▶ DIRECTION: Carry on with the passage on installing and configuring Linux applications from the point where it stops.

▶ PASSAGE PROVIDED:
-=-=-

In this chapter, you’ll learn how to install and administer applications on a Linux server and pointers for managing data science tools like R, Python, and the system packages they use.

Linux app install and config

The first step to running applications on a server is installing them. Most software you install will come from system repositories. Your system will have several default repositories; you can add others to install software from non-default repositories.

For Ubuntu, the apt command is used for interacting with repositories of .deb files. The yum command is used for installing .rpm files on CentOS and Red Hat.

Note

The examples below are all for Ubuntu, since that’s what we are using in the labs for this book. Conceptually, using yum is very similar, though the exact commands differ somewhat.

On Ubuntu, packages are installed with apt-get install <package>. Depending on your user, you may need to prefix the command with sudo.

In addition to installing packages, apt is also the utility for ensuring the lists of available packages you have are up to date with update and that all packages on your system are at their latest version with upgrade. When you find Ubuntu commands online, it’s common to see them prefixed with apt-get update && apt-get upgrade -y to update all system packages to the latest version. The -y flag bypasses a manual confirmation step.

Some packages may not live in system repositories at all. To install that software, you will download a file on the command line, usually with wget, and then install the software from the file, often with gdebi.

Application Configuration

Most applications require some configuration after they’re installed. Configuration may include connecting to auth soures, setting display and access controls, or configuring networking. You’d probably find the setting in menus on your personal computer. On a server, no such menu exists.

Application behavior is usually configured through one or more config files. For applications hosted inside a Docker container, behavior is often configured with environment variables, sometimes in addition to config files.

The application you’re running will have documentation on how to set different configuration options. That documentation is probably dry and boring, but reading it will put you ahead of most people trying to administer the application.

Where To Find Application Files

Linux applications often use several files located in different locations on the filesystem. Here are some of the ones you’ll use most frequently:

/bin, /opt, /usr/local, /usr/bin – installation locations for software.
/etc – configuration files for applications.
/var – variable data, most commonly log files in /var/log or /var/lib.

This means that on a Linux server, the files for a particular application probably don’t all live in the same directory. Instead, you might run the application from the executable in /opt, configure it with files in /etc, and troubleshoot from logs in /var.

Configuration with Vim and Nano

Since application configuration is in text files, you’ll spend a fair bit of time editing text files to administer applications. Unlike on your personal computer, where you click a text file to open and edit it, you’ll need to work with a command line text editor when you’re working on a server.

There are two command line text editors you’ll probably encounter: Nano and Vim. While they’re both powerful text editing tools, they can also be intimidating if you’ve never used them.

-=-=-

▶ DATA EXTRACT:

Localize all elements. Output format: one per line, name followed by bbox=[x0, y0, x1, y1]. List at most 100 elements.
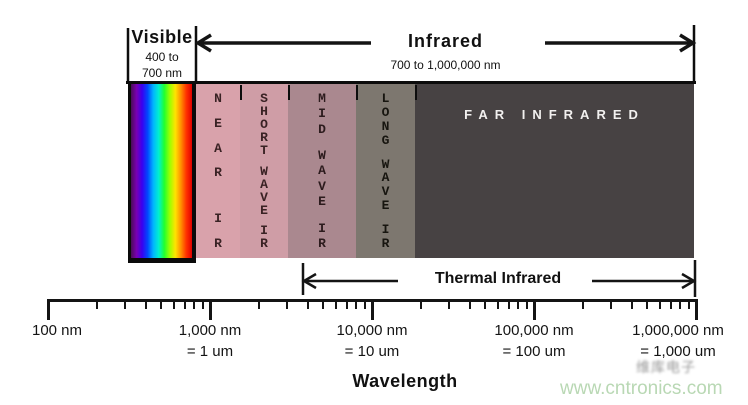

-=-=-

▶ ANSWER:
You can open a file by typing nano <filename> or vim <filename>.

Note

Depending on your system, you may have Vi in place of Vim. Vi is the original fullscreen text editor for Linux. Vim is its successor (Vim stands for Vi improved). The only difference germane to this section is that you open Vi with vi <filename>.

When you open Nano, some helpful-looking prompts will be at the bottom of the screen. You’ll see that you can exit with ^x. But should you try to type that, you’ll discover the ^ isn’t the caret character. On Windows, ^ is short for Ctrl; on Mac, it’s for Command (⌘), so Ctrl+x or ⌘+x will exit.

Where Nano gives you helpful – if obscure – hints, a first experience with Vim is the stuff of computer nightmares. You’ll type words, and they won’t appear onscreen. Instead, you’ll experience dizzying jumps around the page. Words and entire lines of text will disappear without a trace.

Many newbie command line users would now be unable to do anything – even to exit and try again. But don’t worry; there’s a way out of this labyrinth. This happens because Vim uses the letter keys to navigate the page, interact with Vim itself, and type words. You see, Vim was created before keyboards uniformly had arrow keys.

Vim is an extremely powerful text editor. Vim includes keyboard shortcuts, called keybindings, that make it fast to move within and between lines and to select and edit text. The learning curve is steep, but I recommend posting a list of keybindings beside your desk and getting comfortable. Most IDEs you might use, including RStudio, JupyterLab, and VS Code, have vim modes. This introduction will be just enough to get you in and out of Vim successfully.

When you enter Vim, you’re in the (now poorly named) normal mode, which is for navigation only. Pressing the i key activates insert mode, which will feel normal for those used to arrow keys. In insert mode, words will appear when you type, and the arrow keys will navigate you around the page.

Once you’ve escaped, you may wish never to return to normal mode, but it’s the only way to save files and exit Vim. You can return to normal mode with the escape key.

To do file operations, type a colon, :, followed by the shortcut for what you want to do, and enter. The two most common commands you’ll use are w for save (write) and q for quit. You can combine these to save and quit in one command using :wq.

Sometimes, you may want to exit without saving, or you may have opened and changed a file you don’t have permission to edit. If you’ve made changes and try to exit with :q, you’ll find yourself in an endless loop of warnings that your changes won’t be saved. You can tell Vim you mean it with the exclamation mark, !, and exit using :q!.

Reading logs

Once your applications are up and running, you may run into issues. Even if you don’t, you may want to examine how things are going.

Most applications write their logs somewhere inside the /var directory. Some activities will get logged to the main log at /var/log/syslog. Other things may get logged to /var/log/<application name> or /var/lib/<application name>.

It’s essential to get comfortable with the commands to read text files so you can examine logs (and other files). The commands I use most commonly are:

cat prints a whole file, starting at the beginning.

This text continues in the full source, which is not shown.